→ Records provided
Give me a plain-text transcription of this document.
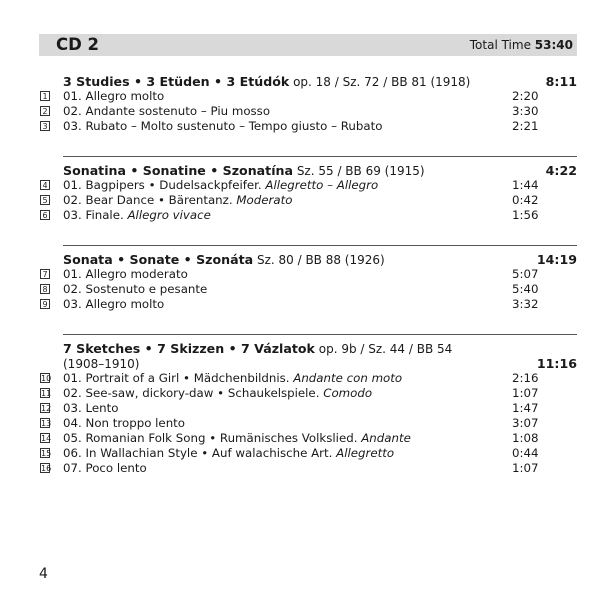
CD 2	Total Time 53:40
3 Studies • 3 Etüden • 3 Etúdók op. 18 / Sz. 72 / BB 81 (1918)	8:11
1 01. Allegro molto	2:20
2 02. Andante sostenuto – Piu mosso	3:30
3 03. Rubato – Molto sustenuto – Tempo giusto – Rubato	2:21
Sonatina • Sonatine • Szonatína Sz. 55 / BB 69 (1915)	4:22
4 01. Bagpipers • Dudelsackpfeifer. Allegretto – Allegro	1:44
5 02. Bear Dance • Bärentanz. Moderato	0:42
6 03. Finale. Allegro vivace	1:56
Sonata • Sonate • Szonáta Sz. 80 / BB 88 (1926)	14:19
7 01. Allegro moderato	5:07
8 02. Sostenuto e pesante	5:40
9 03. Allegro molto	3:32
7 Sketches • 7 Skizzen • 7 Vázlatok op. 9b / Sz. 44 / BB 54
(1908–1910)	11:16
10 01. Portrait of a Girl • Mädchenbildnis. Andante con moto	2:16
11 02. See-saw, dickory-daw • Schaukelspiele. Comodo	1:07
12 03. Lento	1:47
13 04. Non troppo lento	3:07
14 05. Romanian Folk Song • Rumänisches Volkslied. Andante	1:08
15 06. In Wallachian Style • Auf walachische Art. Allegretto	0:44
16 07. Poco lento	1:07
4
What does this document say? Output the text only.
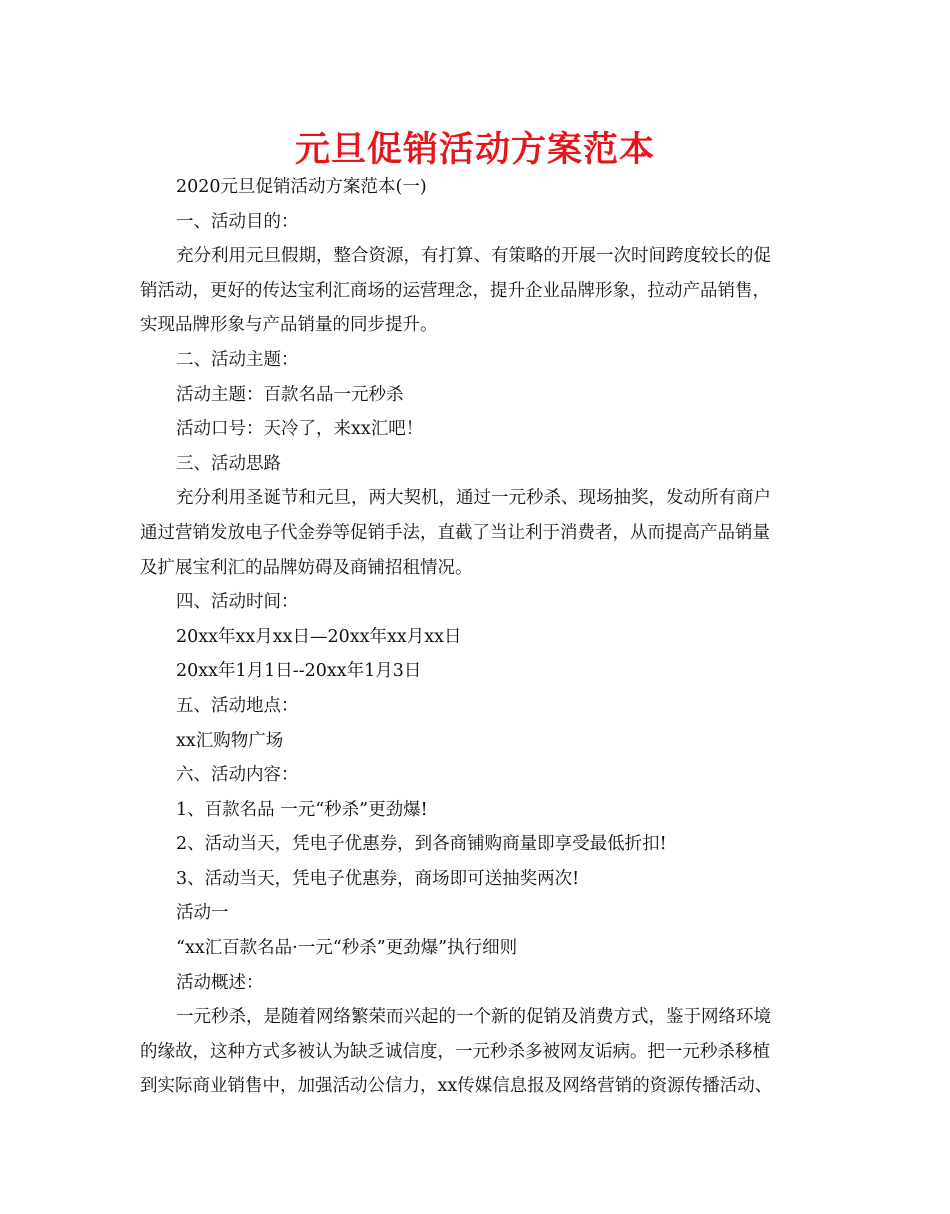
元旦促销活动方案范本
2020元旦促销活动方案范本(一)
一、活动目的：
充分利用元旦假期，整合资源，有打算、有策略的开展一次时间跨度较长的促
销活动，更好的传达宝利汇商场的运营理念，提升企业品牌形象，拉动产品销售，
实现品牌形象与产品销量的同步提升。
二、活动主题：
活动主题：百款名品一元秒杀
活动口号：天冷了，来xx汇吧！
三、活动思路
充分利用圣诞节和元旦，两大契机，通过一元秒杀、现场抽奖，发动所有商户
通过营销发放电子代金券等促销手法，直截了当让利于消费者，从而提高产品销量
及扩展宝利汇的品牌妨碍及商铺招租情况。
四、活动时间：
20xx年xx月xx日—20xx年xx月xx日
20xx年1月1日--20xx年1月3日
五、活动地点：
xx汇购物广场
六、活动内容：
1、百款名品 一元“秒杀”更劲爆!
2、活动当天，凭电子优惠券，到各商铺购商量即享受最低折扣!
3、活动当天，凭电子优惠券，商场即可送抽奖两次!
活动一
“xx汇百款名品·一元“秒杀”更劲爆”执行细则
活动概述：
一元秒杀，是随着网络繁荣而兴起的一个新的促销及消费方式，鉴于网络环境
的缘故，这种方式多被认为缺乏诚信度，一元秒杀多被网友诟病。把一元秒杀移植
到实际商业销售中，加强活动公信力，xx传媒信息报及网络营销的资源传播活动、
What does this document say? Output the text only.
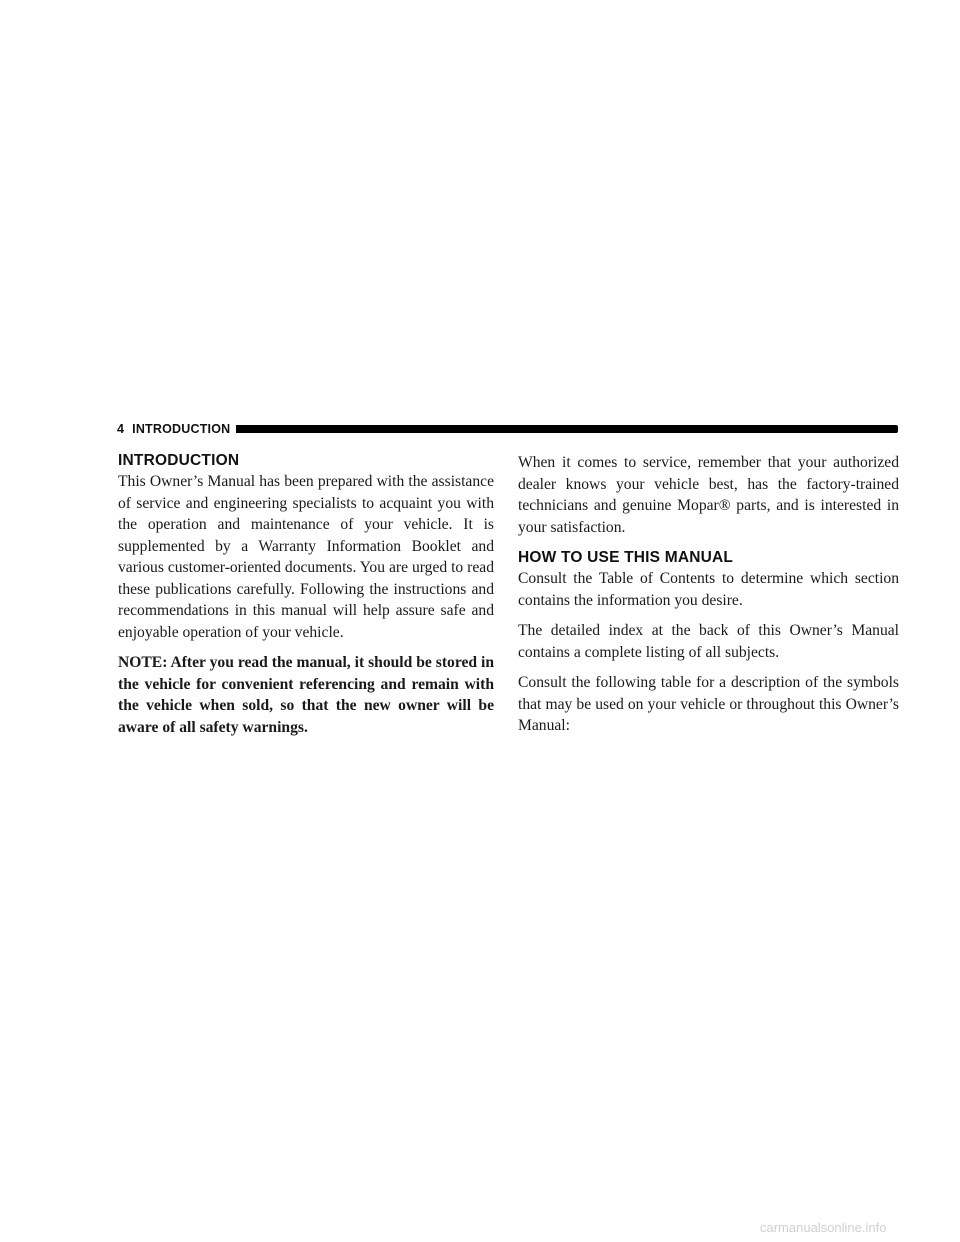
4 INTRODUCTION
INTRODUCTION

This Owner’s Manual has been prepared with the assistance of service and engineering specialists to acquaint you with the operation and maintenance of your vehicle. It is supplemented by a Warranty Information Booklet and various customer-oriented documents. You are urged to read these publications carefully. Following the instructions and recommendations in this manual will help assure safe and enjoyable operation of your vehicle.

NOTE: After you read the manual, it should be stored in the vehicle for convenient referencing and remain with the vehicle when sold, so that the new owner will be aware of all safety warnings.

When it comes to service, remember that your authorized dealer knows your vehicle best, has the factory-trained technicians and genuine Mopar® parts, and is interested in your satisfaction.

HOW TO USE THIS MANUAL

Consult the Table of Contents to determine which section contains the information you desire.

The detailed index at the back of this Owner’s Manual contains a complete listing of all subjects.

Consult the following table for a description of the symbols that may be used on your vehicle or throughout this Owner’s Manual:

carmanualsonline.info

...

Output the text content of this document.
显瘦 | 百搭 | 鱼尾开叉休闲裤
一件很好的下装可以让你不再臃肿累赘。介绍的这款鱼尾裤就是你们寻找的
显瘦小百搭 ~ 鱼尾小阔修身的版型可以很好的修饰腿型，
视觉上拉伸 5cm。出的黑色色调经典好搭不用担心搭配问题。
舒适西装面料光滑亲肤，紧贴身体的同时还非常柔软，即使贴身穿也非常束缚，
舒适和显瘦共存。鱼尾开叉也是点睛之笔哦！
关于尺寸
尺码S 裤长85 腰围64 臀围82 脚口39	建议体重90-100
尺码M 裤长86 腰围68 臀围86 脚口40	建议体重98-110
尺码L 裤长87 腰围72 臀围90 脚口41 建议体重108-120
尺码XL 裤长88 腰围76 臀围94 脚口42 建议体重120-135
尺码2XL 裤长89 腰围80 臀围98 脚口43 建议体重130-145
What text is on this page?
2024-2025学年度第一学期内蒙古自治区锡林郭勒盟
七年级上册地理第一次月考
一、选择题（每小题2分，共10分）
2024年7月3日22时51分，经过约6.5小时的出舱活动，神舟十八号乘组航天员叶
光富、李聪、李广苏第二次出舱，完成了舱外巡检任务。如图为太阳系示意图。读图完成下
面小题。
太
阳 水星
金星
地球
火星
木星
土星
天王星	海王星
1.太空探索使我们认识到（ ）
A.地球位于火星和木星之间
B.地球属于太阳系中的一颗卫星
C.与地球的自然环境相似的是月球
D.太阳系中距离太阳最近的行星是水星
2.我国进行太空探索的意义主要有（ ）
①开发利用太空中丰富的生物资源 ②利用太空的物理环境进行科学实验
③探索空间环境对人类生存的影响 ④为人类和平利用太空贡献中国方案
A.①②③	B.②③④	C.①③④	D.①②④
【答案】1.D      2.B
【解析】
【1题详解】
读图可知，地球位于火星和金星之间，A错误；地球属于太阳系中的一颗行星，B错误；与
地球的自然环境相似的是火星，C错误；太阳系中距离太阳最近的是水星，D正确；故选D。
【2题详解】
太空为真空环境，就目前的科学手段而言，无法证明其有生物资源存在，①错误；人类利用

...

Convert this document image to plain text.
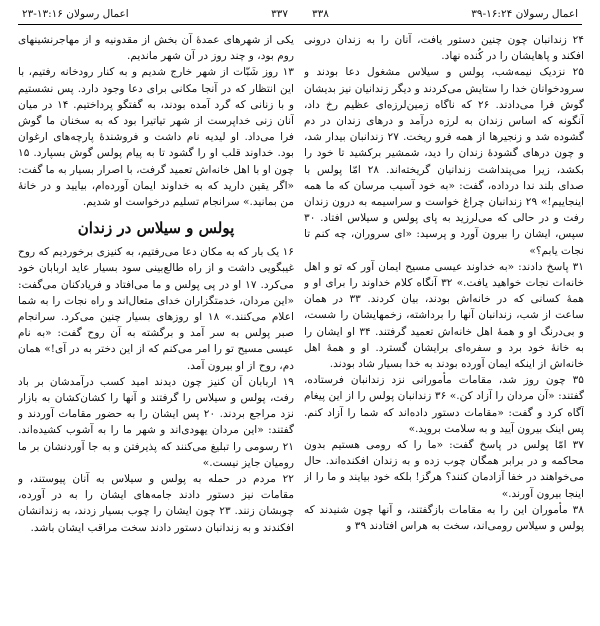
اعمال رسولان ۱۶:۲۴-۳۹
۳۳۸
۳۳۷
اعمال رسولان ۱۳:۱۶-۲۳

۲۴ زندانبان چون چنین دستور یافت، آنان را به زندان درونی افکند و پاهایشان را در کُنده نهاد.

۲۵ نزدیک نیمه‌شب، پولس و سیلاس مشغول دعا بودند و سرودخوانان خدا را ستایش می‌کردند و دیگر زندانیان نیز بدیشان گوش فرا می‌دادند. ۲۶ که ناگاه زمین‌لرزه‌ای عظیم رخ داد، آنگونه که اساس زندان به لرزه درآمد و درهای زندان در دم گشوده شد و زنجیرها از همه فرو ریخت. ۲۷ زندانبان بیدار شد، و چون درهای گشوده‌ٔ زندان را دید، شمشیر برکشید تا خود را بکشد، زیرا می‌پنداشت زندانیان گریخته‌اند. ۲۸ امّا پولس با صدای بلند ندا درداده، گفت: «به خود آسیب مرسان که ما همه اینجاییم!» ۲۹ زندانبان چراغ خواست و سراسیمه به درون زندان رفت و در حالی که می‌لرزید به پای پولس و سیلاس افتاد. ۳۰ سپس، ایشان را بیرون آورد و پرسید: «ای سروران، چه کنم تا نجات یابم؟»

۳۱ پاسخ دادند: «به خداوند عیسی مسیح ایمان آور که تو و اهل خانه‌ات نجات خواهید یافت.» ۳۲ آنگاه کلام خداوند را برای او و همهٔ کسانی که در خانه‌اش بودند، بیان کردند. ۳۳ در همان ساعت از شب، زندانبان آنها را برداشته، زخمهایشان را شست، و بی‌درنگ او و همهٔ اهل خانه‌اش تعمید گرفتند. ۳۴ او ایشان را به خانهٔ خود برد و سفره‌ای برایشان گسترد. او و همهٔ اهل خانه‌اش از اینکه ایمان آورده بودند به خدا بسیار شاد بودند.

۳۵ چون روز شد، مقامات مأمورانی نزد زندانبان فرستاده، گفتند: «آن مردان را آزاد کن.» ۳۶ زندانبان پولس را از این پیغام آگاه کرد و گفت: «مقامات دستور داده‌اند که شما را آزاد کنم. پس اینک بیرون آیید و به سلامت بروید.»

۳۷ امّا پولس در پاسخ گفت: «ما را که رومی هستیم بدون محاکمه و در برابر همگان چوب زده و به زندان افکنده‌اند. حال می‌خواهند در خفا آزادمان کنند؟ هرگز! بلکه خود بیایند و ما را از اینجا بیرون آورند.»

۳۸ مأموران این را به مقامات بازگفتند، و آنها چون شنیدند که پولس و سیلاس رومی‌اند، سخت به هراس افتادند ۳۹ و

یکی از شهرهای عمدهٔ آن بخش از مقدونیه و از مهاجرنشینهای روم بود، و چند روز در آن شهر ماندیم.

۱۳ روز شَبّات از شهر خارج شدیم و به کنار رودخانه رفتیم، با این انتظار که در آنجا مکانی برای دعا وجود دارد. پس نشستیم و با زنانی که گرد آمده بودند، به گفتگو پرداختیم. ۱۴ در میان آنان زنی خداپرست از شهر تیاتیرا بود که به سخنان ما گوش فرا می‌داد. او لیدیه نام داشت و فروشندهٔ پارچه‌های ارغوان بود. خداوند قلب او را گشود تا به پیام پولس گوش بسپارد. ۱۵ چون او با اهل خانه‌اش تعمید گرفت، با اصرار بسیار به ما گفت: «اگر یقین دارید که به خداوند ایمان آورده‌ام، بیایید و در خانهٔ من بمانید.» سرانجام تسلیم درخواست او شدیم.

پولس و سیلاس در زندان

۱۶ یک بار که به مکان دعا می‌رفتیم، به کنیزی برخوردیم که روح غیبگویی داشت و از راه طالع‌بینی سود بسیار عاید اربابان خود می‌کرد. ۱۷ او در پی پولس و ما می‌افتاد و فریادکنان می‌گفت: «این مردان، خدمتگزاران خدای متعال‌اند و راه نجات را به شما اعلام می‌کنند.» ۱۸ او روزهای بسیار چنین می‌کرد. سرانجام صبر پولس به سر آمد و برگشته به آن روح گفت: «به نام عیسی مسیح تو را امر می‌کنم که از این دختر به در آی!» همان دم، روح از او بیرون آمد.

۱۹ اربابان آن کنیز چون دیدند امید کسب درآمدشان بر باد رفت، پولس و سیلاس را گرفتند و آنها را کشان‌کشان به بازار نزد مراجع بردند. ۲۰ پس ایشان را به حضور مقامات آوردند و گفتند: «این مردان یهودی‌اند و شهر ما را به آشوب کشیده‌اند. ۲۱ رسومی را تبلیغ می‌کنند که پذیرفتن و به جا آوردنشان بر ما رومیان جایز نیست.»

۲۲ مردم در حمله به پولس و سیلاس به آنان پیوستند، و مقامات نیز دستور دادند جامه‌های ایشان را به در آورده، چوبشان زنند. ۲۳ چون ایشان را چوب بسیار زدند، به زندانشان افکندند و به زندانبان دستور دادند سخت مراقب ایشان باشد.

→ Set exercise
Check each line of the entries above for the word "گرفتند". List the ones that have it.

→ Expected answer
۳۱ پاسخ دادند: «به خداوند عیسی مسیح ایمان آور که تو و اهل خانه‌ات نجات خواهید یافت.» ۳۲ آنگاه کلام خداوند را برای او و همهٔ کسانی که در خانه‌اش بودند، بیان کردند. ۳۳ در همان ساعت از شب، زندانبان آنها را برداشته، زخمهایشان را شست، و بی‌درنگ او و همهٔ اهل خانه‌اش تعمید گرفتند. ۳۴ او ایشان را به خانهٔ خود برد و سفره‌ای برایشان گسترد. او و همهٔ اهل خانه‌اش از اینکه ایمان آورده بودند به خدا بسیار شاد بودند.
۱۹ اربابان آن کنیز چون دیدند امید کسب درآمدشان بر باد رفت، پولس و سیلاس را گرفتند و آنها را کشان‌کشان به بازار نزد مراجع بردند. ۲۰ پس ایشان را به حضور مقامات آوردند و گفتند: «این مردان یهودی‌اند و شهر ما را به آشوب کشیده‌اند. ۲۱ رسومی را تبلیغ می‌کنند که پذیرفتن و به جا آوردنشان بر ما رومیان جایز نیست.»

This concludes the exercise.